Petitioner concedes the Director’s first point, without argument. Thus, this court is left to address whether the court erred in reversing the hearing officer’s finding that the petitioner was in violation of § 303.025.

In response to the director’s second point, petitioner argues that the trial court’s reversal of the administrative order is supported because there is no evidence showing that the officer demanded proof of insurance at the scene of the accident or that the Director suspended petitioner’s driver’s license and registration for failing to “carry insurance.” It has been petitioner’s position that he was being suspended for failure to produce an insurance identification card pursuant to § 303.024.5. He apparently bases this position on the initial notice of suspension issued September 18, 1987, which is discussed in more detail later.

Description of the task
Answer these questions about the license suspension excerpt, each in a few words:
(a) Which of the Director's points does the petitioner concede without argument?
(b) Under which section does the petitioner say he was suspended for failing to produce an insurance identification card?
(c) On what date was the initial notice of suspension issued?
These lines come from a separate source.

Extracted information
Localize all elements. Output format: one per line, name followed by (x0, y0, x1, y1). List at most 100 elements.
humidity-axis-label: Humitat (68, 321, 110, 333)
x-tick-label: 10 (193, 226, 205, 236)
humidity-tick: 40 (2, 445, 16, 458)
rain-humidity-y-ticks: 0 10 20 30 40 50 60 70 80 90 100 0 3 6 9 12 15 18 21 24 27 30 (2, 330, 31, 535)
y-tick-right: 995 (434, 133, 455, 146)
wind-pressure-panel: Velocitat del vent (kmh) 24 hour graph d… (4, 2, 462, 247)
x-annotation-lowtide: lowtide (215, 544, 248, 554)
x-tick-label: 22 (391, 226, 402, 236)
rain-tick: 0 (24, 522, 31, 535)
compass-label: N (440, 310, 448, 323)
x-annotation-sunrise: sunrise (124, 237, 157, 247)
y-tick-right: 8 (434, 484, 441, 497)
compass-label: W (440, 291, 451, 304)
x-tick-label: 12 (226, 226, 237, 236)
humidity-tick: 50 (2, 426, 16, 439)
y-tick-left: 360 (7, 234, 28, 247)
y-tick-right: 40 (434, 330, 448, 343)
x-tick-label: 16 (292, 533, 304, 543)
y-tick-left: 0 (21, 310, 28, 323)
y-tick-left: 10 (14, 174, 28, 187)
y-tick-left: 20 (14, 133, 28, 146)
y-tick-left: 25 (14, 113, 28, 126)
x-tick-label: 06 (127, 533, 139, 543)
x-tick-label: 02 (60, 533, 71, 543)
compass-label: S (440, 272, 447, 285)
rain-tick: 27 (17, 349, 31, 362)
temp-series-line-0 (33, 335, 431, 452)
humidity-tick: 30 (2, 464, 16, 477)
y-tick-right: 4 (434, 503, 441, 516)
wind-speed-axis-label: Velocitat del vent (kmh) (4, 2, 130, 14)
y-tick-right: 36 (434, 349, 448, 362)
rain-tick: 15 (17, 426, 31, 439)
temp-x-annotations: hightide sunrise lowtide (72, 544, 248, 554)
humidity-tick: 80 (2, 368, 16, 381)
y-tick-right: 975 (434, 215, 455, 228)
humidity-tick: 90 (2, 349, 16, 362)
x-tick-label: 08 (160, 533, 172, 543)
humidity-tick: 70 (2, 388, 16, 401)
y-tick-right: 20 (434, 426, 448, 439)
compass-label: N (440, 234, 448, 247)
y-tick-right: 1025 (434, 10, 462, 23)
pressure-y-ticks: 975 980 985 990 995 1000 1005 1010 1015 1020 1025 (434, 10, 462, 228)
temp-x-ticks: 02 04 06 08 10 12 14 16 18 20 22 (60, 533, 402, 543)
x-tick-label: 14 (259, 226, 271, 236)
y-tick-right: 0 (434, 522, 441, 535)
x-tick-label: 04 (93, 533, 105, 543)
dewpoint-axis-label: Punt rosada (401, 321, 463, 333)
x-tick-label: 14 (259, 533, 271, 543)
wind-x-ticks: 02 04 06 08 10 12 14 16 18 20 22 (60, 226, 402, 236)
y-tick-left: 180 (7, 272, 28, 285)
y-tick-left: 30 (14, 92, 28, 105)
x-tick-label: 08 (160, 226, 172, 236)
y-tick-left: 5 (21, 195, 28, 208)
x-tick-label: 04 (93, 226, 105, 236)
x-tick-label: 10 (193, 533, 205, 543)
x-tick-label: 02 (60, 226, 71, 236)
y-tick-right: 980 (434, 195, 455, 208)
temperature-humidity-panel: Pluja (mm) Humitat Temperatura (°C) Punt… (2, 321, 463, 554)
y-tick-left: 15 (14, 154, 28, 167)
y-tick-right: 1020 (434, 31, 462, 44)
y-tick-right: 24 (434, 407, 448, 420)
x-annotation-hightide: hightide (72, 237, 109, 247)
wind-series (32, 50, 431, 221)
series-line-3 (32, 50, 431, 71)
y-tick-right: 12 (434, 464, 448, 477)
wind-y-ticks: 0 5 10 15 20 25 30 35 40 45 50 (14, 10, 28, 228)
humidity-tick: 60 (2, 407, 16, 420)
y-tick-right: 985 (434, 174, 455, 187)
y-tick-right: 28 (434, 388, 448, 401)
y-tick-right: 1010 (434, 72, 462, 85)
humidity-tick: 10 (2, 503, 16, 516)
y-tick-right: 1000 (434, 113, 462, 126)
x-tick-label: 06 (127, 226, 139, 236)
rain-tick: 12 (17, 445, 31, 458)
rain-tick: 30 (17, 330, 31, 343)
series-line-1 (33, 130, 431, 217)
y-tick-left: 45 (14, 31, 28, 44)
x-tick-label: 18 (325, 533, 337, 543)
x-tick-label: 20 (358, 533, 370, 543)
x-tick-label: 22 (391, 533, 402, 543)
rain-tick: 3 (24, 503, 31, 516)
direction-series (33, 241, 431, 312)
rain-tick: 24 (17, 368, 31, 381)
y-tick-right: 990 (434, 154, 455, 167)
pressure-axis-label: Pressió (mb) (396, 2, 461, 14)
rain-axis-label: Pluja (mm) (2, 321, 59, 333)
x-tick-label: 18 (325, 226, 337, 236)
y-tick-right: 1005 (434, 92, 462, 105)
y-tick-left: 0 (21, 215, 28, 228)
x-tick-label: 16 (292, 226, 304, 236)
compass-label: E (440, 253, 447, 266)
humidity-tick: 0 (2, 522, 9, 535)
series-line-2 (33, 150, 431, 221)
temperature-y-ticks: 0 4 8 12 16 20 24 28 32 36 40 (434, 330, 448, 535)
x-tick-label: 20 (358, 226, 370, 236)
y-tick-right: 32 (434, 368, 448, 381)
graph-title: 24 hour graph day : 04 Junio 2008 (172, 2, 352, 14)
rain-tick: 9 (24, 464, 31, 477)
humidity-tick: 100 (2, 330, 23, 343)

Output for this task
(a) The first point
(b) § 303.024.5
(c) September 18, 1987